[EXERCISE INSTRUCTIONS]:
Search the entries below. Return every line that has "image" in it.

[SUPPLIED MATERIAL]:

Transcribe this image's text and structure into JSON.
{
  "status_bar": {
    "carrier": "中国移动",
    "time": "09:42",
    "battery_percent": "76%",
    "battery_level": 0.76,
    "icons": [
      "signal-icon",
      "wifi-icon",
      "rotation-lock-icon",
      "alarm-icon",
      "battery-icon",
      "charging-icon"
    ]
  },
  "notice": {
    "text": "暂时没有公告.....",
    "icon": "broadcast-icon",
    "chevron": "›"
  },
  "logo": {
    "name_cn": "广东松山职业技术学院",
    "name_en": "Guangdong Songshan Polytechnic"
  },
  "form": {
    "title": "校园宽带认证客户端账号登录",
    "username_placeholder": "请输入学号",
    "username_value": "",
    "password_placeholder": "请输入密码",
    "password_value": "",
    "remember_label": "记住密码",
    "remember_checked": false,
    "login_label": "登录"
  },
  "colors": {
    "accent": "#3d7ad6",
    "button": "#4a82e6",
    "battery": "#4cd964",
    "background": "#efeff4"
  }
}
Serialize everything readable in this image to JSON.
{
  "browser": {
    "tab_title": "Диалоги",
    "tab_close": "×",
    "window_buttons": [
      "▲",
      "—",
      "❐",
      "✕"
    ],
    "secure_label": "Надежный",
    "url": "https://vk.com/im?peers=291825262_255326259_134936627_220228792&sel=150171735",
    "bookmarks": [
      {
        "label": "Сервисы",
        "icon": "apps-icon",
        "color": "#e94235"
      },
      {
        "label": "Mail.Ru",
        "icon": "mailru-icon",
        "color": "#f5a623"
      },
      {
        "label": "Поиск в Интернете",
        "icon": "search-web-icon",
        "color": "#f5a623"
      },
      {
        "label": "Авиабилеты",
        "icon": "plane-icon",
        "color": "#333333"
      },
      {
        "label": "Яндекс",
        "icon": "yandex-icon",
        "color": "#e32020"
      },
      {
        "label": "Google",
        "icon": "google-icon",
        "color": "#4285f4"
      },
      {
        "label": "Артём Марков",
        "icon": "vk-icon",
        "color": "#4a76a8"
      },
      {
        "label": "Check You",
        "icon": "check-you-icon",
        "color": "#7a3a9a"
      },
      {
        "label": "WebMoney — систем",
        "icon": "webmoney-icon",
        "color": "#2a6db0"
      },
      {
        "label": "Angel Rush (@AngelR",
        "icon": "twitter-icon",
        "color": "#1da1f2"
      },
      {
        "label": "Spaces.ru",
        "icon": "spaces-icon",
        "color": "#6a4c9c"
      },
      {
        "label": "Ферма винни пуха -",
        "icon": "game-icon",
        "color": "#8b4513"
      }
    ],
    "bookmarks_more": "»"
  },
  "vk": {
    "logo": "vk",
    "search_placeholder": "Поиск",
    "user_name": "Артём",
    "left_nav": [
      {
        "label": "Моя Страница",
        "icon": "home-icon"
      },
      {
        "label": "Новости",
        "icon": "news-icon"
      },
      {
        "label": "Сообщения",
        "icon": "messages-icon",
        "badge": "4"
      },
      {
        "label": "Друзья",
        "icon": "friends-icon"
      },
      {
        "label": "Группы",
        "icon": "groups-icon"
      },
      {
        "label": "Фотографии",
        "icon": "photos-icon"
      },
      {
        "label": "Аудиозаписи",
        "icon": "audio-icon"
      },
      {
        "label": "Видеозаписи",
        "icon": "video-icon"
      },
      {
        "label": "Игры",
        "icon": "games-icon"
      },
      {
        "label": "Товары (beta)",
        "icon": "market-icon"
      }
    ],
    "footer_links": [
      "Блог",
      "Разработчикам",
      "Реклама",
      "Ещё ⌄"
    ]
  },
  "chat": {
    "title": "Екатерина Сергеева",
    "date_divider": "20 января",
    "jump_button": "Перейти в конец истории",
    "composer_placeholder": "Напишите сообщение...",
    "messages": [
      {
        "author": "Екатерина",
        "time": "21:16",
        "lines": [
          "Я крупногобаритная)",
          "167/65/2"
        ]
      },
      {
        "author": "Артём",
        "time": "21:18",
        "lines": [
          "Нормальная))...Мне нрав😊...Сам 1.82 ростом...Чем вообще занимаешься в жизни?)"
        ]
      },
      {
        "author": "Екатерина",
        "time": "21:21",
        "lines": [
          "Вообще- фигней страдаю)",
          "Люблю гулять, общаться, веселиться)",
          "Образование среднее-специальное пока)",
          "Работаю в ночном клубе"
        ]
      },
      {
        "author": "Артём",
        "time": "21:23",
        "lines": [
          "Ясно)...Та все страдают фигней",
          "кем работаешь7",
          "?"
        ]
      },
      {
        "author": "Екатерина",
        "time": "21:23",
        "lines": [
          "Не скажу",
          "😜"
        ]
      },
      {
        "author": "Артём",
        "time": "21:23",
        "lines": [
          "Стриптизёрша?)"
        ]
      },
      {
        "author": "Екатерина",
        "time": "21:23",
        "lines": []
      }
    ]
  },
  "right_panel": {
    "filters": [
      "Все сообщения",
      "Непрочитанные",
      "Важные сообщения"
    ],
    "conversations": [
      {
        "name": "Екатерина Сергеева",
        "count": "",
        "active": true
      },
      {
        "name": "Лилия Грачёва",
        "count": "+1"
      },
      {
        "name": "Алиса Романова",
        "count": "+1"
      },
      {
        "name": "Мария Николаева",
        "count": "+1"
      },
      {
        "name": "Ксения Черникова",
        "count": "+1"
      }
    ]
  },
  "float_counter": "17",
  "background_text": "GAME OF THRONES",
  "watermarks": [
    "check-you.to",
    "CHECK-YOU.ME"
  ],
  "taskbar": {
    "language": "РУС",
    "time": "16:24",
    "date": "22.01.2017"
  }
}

[REPLY TO THE EXERCISE]:
Transcribe this image's text and structure into JSON.
Serialize everything readable in this image to JSON.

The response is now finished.